> 作業依頼
花粉症対策とケルセフィットを紹介する文章を、最後の文の後から書き進めてください。

> 文書抜粋
2025/12/14 10:35
毎年、春が近づくと気になる花粉。
くしゃみ、鼻水、目のかゆみ…。
薬に頼るほどではないけれど、
「できるなら少しでもラクに過ごしたい」
そう感じている人は、きっと少なくないと思います。
花粉症対策というと、成分名や含有量に目がいきがちですが、
実はもうひとつ大切な視点があります。
それが、その成分が、体にきちんと届いているかどうか。
そこで今回は、花粉症との関わりでも注目されているポリフェノール
「ケルセチン」と、その弱点だった“吸収”を改善した素材
ケルセフィットについて、わかりやすくまとめてみました。
ケルセフィットは、一言でいうと「ケルセチンを、体にきちんと届けるために工夫された素材」です。
ケルセチン自体は、玉ねぎやリンゴに含まれるポリフェノールで、
抗酸化作用や抗炎症作用、アレルギー反応を穏やかにする働きがあることは、昔から多くの論文で報告されています。

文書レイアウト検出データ
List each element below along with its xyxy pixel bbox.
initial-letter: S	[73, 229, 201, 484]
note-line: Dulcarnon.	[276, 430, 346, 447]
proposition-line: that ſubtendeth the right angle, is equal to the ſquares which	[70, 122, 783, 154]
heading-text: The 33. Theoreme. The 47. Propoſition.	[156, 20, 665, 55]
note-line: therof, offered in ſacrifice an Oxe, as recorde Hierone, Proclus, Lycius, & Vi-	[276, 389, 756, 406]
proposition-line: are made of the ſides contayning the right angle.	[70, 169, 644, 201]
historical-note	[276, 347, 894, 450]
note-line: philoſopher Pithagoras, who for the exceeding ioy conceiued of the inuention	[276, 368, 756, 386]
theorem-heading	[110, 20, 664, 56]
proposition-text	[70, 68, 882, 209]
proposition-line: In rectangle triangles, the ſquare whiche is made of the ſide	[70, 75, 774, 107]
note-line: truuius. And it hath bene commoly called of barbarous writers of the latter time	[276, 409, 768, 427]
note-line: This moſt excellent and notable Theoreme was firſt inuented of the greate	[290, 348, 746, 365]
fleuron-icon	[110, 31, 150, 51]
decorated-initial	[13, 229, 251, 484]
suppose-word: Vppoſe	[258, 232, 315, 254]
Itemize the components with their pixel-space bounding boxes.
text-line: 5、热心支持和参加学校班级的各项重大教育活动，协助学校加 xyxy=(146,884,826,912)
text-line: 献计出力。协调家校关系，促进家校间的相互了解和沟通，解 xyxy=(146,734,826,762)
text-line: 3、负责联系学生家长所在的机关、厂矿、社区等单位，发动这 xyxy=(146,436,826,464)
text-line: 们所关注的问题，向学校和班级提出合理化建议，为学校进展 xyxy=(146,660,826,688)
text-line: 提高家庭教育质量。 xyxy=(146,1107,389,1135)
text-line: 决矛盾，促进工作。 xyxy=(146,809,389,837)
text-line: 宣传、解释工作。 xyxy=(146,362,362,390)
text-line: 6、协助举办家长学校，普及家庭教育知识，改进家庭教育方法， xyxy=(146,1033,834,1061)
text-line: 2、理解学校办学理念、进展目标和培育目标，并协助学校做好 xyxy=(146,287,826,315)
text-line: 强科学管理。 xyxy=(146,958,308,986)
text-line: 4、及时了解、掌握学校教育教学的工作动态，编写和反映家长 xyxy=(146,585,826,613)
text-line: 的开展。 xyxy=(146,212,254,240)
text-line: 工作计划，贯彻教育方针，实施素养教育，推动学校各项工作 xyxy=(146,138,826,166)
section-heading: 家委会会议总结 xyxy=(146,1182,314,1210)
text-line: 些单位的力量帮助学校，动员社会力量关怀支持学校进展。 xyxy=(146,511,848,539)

> 解答例
ただし、ここに一つ大きな弱点がありました。それは「吸収されにくい」という点です。
ケルセチンは水に溶けにくく、腸からの吸収率がとても低い。
どれだけ良い作用が報告されていても、体内に届かなければ意味がありません。
ここを改善するために開発されたのが、ケルセフィットです。
ケルセフィットは、ケルセチンをリン脂質(主にホスファチジルコリン)と結合させた「フィトソーム技術」を使っています。
この構造によって、腸管の細胞膜になじみやすくなり、吸収効率が大きく向上します。
実際にヒト試験では、
通常のケルセチンと比べて、血中濃度が数倍に上昇したことが報告されています。
「同じ量を摂っても、体に入っている量が全く違う」
ここがケルセフィットの一番のポイントです。
作用面についても、論文ではいくつかの発表があります。
まず、抗炎症作用。
ケルセフィットは、炎症に関与するサイトカインやCOX、LOXといった経路を抑制することがわかっていて、
慢性的な炎症状態を穏やかに整える可能性が示唆されています。
次に、アレルギーとの関係。
ケルセチンは、肥満細胞からのヒスタミン放出を抑える作用が知られています。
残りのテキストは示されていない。